WRITTEN EXERCISE: Output the full listing below exactly, without the pictures.

◆ ◆ ◆

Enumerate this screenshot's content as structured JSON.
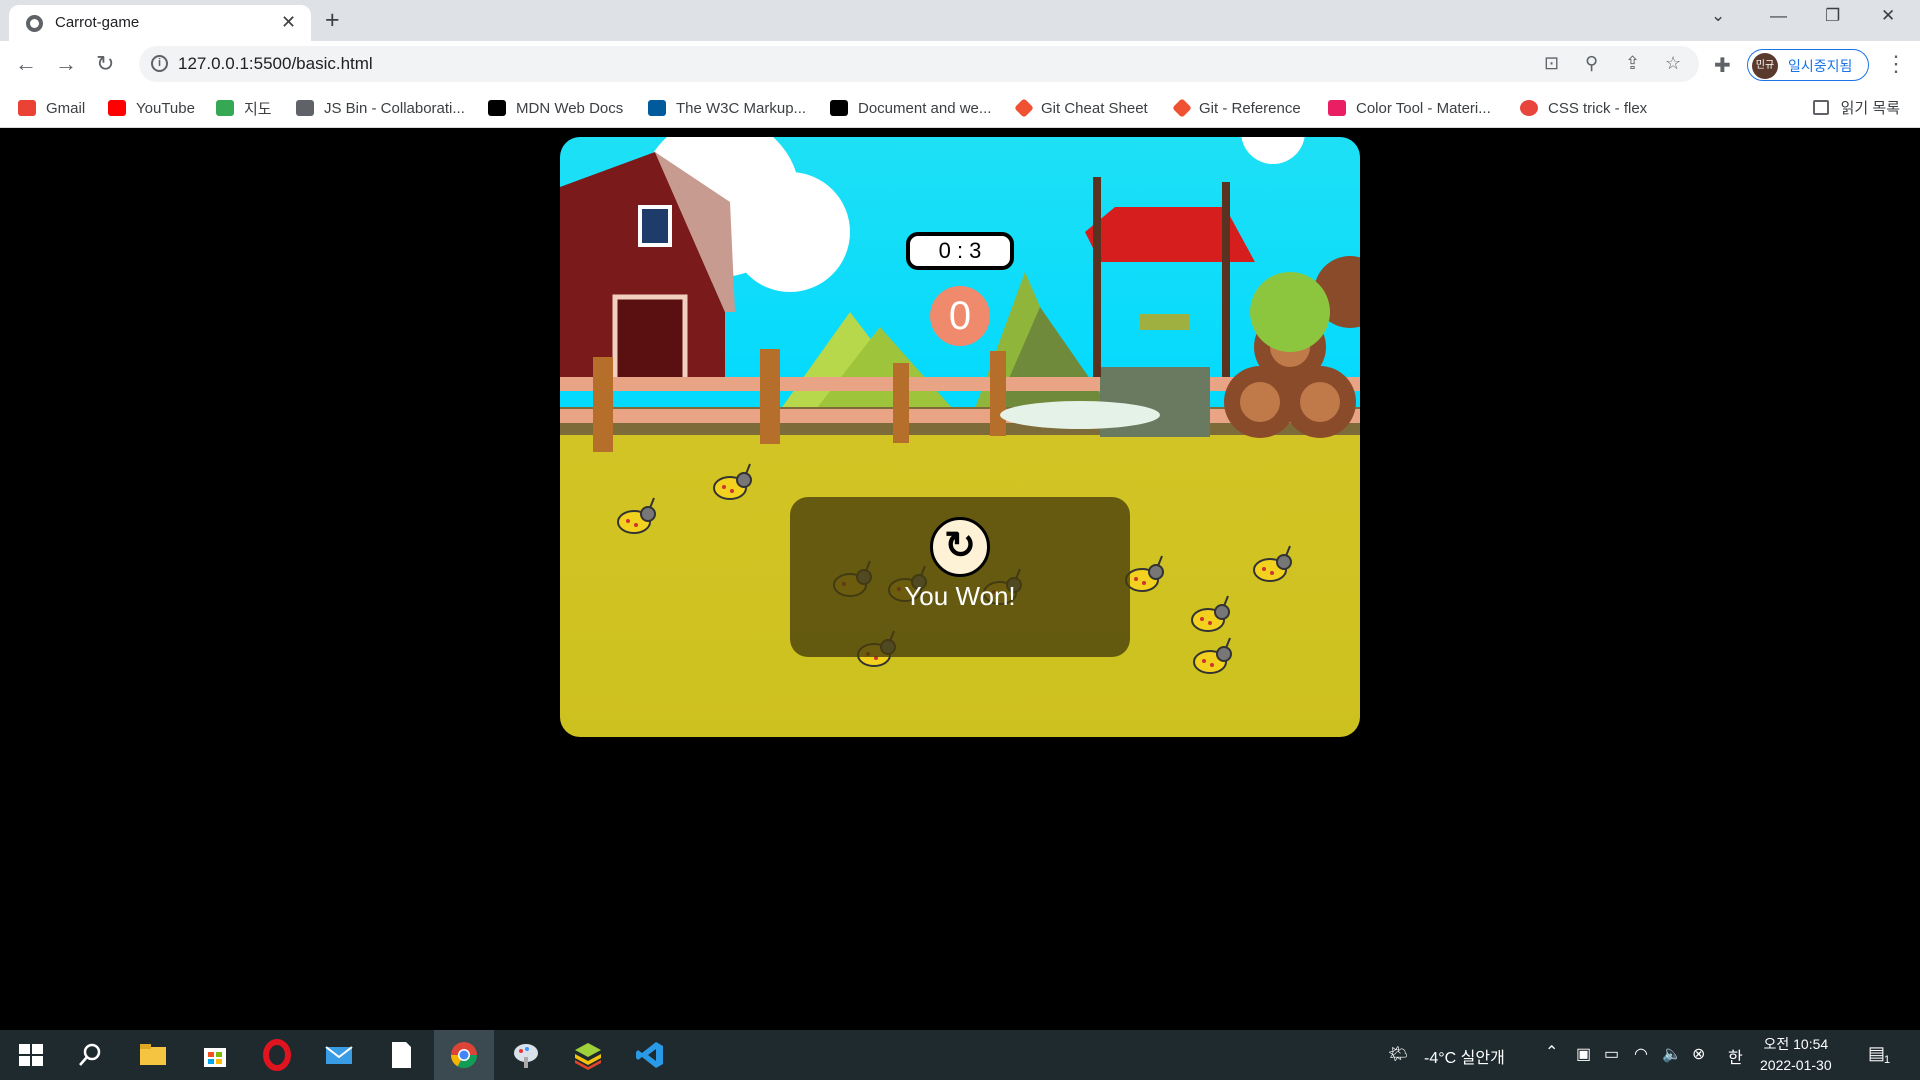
{
  "browser": {
    "tab_title": "Carrot-game",
    "url": "127.0.0.1:5500/basic.html",
    "profile_initials": "민규",
    "profile_label": "일시중지됨"
  },
  "bookmarks": [
    {
      "label": "Gmail",
      "color": "#ea4335"
    },
    {
      "label": "YouTube",
      "color": "#ff0000"
    },
    {
      "label": "지도",
      "color": "#34a853"
    },
    {
      "label": "JS Bin - Collaborati...",
      "color": "#5f6368"
    },
    {
      "label": "MDN Web Docs",
      "color": "#000000"
    },
    {
      "label": "The W3C Markup...",
      "color": "#005a9c"
    },
    {
      "label": "Document and we...",
      "color": "#000000"
    },
    {
      "label": "Git Cheat Sheet",
      "color": "#f05133"
    },
    {
      "label": "Git - Reference",
      "color": "#f05133"
    },
    {
      "label": "Color Tool - Materi...",
      "color": "#e91e63"
    },
    {
      "label": "CSS trick - flex",
      "color": "#e8453c"
    }
  ],
  "reading_list": "읽기 목록",
  "game": {
    "timer": "0 : 3",
    "score": "0",
    "popup_message": "You Won!",
    "colors": {
      "sky": "#00d9ff",
      "field": "#cdc11f",
      "score": "#f08a6c"
    }
  },
  "taskbar": {
    "weather": "-4°C  실안개",
    "ime": "한",
    "time": "오전 10:54",
    "date": "2022-01-30",
    "notifications": "1"
  }
}
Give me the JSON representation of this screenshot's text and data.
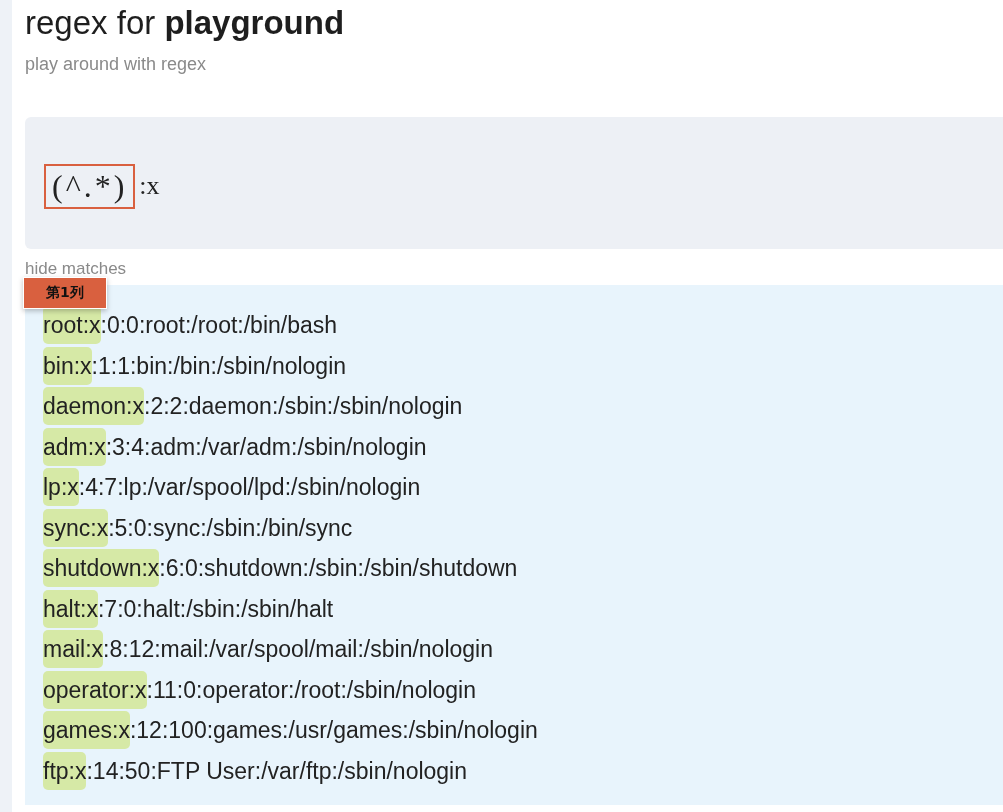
{
  "title": "regex for **playground**",
  "subtitle": "play around with regex",
  "pattern": [
    {
      "kind": "group",
      "text": "(^.*)"
    },
    {
      "kind": "literal",
      "text": ":x"
    }
  ],
  "hide_matches_label": "hide matches",
  "tooltip": "第1列",
  "lines": [
    {
      "match": "root:x",
      "rest": ":0:0:root:/root:/bin/bash"
    },
    {
      "match": "bin:x",
      "rest": ":1:1:bin:/bin:/sbin/nologin"
    },
    {
      "match": "daemon:x",
      "rest": ":2:2:daemon:/sbin:/sbin/nologin"
    },
    {
      "match": "adm:x",
      "rest": ":3:4:adm:/var/adm:/sbin/nologin"
    },
    {
      "match": "lp:x",
      "rest": ":4:7:lp:/var/spool/lpd:/sbin/nologin"
    },
    {
      "match": "sync:x",
      "rest": ":5:0:sync:/sbin:/bin/sync"
    },
    {
      "match": "shutdown:x",
      "rest": ":6:0:shutdown:/sbin:/sbin/shutdown"
    },
    {
      "match": "halt:x",
      "rest": ":7:0:halt:/sbin:/sbin/halt"
    },
    {
      "match": "mail:x",
      "rest": ":8:12:mail:/var/spool/mail:/sbin/nologin"
    },
    {
      "match": "operator:x",
      "rest": ":11:0:operator:/root:/sbin/nologin"
    },
    {
      "match": "games:x",
      "rest": ":12:100:games:/usr/games:/sbin/nologin"
    },
    {
      "match": "ftp:x",
      "rest": ":14:50:FTP User:/var/ftp:/sbin/nologin"
    }
  ]
}
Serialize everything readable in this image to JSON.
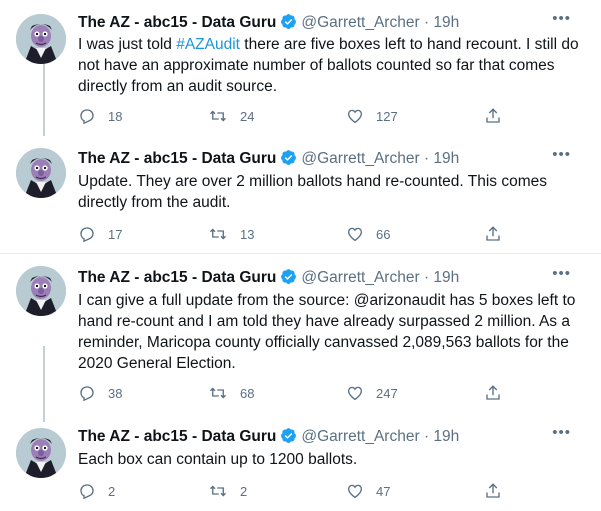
{
  "tweets": [
    {
      "name": "The AZ - abc15 - Data Guru",
      "handle": "@Garrett_Archer",
      "dot": "·",
      "time": "19h",
      "text_before": "I was just told ",
      "hashtag": "#AZAudit",
      "text_after": " there are five boxes left to hand recount. I still do not have an approximate number of ballots counted so far that comes directly from an audit source.",
      "replies": "18",
      "retweets": "24",
      "likes": "127"
    },
    {
      "name": "The AZ - abc15 - Data Guru",
      "handle": "@Garrett_Archer",
      "dot": "·",
      "time": "19h",
      "text": "Update. They are over 2 million ballots hand re-counted. This comes directly from the audit.",
      "replies": "17",
      "retweets": "13",
      "likes": "66"
    },
    {
      "name": "The AZ - abc15 - Data Guru",
      "handle": "@Garrett_Archer",
      "dot": "·",
      "time": "19h",
      "text": "I can give a full update from the source: @arizonaudit has 5 boxes left to hand re-count and I am told they have already surpassed 2 million. As a reminder, Maricopa county officially canvassed 2,089,563 ballots for the 2020 General Election.",
      "replies": "38",
      "retweets": "68",
      "likes": "247"
    },
    {
      "name": "The AZ - abc15 - Data Guru",
      "handle": "@Garrett_Archer",
      "dot": "·",
      "time": "19h",
      "text": "Each box can contain up to 1200 ballots.",
      "replies": "2",
      "retweets": "2",
      "likes": "47"
    }
  ],
  "icons": {
    "more": "more-icon",
    "verified": "verified-icon",
    "reply": "reply-icon",
    "retweet": "retweet-icon",
    "like": "like-icon",
    "share": "share-icon"
  },
  "colors": {
    "accent": "#1b95e0",
    "muted": "#5b7083",
    "thread_line": "#c4cfd6",
    "divider": "#e6ecf0"
  }
}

◆ ◆ ◆

CORRECT ANSWER:
Enumerate this screenshot's content as structured JSON.
{
  "browser": {
    "tab_title": "Carrot-game",
    "url": "127.0.0.1:5500/basic.html",
    "profile_initials": "민규",
    "profile_label": "일시중지됨"
  },
  "bookmarks": [
    {
      "label": "Gmail",
      "color": "#ea4335"
    },
    {
      "label": "YouTube",
      "color": "#ff0000"
    },
    {
      "label": "지도",
      "color": "#34a853"
    },
    {
      "label": "JS Bin - Collaborati...",
      "color": "#5f6368"
    },
    {
      "label": "MDN Web Docs",
      "color": "#000000"
    },
    {
      "label": "The W3C Markup...",
      "color": "#005a9c"
    },
    {
      "label": "Document and we...",
      "color": "#000000"
    },
    {
      "label": "Git Cheat Sheet",
      "color": "#f05133"
    },
    {
      "label": "Git - Reference",
      "color": "#f05133"
    },
    {
      "label": "Color Tool - Materi...",
      "color": "#e91e63"
    },
    {
      "label": "CSS trick - flex",
      "color": "#e8453c"
    }
  ],
  "reading_list": "읽기 목록",
  "game": {
    "timer": "0 : 3",
    "score": "0",
    "popup_message": "You Won!",
    "colors": {
      "sky": "#00d9ff",
      "field": "#cdc11f",
      "score": "#f08a6c"
    }
  },
  "taskbar": {
    "weather": "-4°C  실안개",
    "ime": "한",
    "time": "오전 10:54",
    "date": "2022-01-30",
    "notifications": "1"
  }
}
Give me the JSON representation of this screenshot's text and data.
{
  "title": "regex for **playground**",
  "subtitle": "play around with regex",
  "pattern": [
    {
      "kind": "group",
      "text": "(^.*)"
    },
    {
      "kind": "literal",
      "text": ":x"
    }
  ],
  "hide_matches_label": "hide matches",
  "tooltip": "第1列",
  "lines": [
    {
      "match": "root:x",
      "rest": ":0:0:root:/root:/bin/bash"
    },
    {
      "match": "bin:x",
      "rest": ":1:1:bin:/bin:/sbin/nologin"
    },
    {
      "match": "daemon:x",
      "rest": ":2:2:daemon:/sbin:/sbin/nologin"
    },
    {
      "match": "adm:x",
      "rest": ":3:4:adm:/var/adm:/sbin/nologin"
    },
    {
      "match": "lp:x",
      "rest": ":4:7:lp:/var/spool/lpd:/sbin/nologin"
    },
    {
      "match": "sync:x",
      "rest": ":5:0:sync:/sbin:/bin/sync"
    },
    {
      "match": "shutdown:x",
      "rest": ":6:0:shutdown:/sbin:/sbin/shutdown"
    },
    {
      "match": "halt:x",
      "rest": ":7:0:halt:/sbin:/sbin/halt"
    },
    {
      "match": "mail:x",
      "rest": ":8:12:mail:/var/spool/mail:/sbin/nologin"
    },
    {
      "match": "operator:x",
      "rest": ":11:0:operator:/root:/sbin/nologin"
    },
    {
      "match": "games:x",
      "rest": ":12:100:games:/usr/games:/sbin/nologin"
    },
    {
      "match": "ftp:x",
      "rest": ":14:50:FTP User:/var/ftp:/sbin/nologin"
    }
  ]
}
Serialize everything readable in this image to JSON.
{
  "tweets": [
    {
      "name": "The AZ - abc15 - Data Guru",
      "handle": "@Garrett_Archer",
      "dot": "·",
      "time": "19h",
      "text_before": "I was just told ",
      "hashtag": "#AZAudit",
      "text_after": " there are five boxes left to hand recount. I still do not have an approximate number of ballots counted so far that comes directly from an audit source.",
      "replies": "18",
      "retweets": "24",
      "likes": "127"
    },
    {
      "name": "The AZ - abc15 - Data Guru",
      "handle": "@Garrett_Archer",
      "dot": "·",
      "time": "19h",
      "text": "Update. They are over 2 million ballots hand re-counted. This comes directly from the audit.",
      "replies": "17",
      "retweets": "13",
      "likes": "66"
    },
    {
      "name": "The AZ - abc15 - Data Guru",
      "handle": "@Garrett_Archer",
      "dot": "·",
      "time": "19h",
      "text": "I can give a full update from the source: @arizonaudit has 5 boxes left to hand re-count and I am told they have already surpassed 2 million. As a reminder, Maricopa county officially canvassed 2,089,563 ballots for the 2020 General Election.",
      "replies": "38",
      "retweets": "68",
      "likes": "247"
    },
    {
      "name": "The AZ - abc15 - Data Guru",
      "handle": "@Garrett_Archer",
      "dot": "·",
      "time": "19h",
      "text": "Each box can contain up to 1200 ballots.",
      "replies": "2",
      "retweets": "2",
      "likes": "47"
    }
  ],
  "icons": {
    "more": "more-icon",
    "verified": "verified-icon",
    "reply": "reply-icon",
    "retweet": "retweet-icon",
    "like": "like-icon",
    "share": "share-icon"
  },
  "colors": {
    "accent": "#1b95e0",
    "muted": "#5b7083",
    "thread_line": "#c4cfd6",
    "divider": "#e6ecf0"
  }
}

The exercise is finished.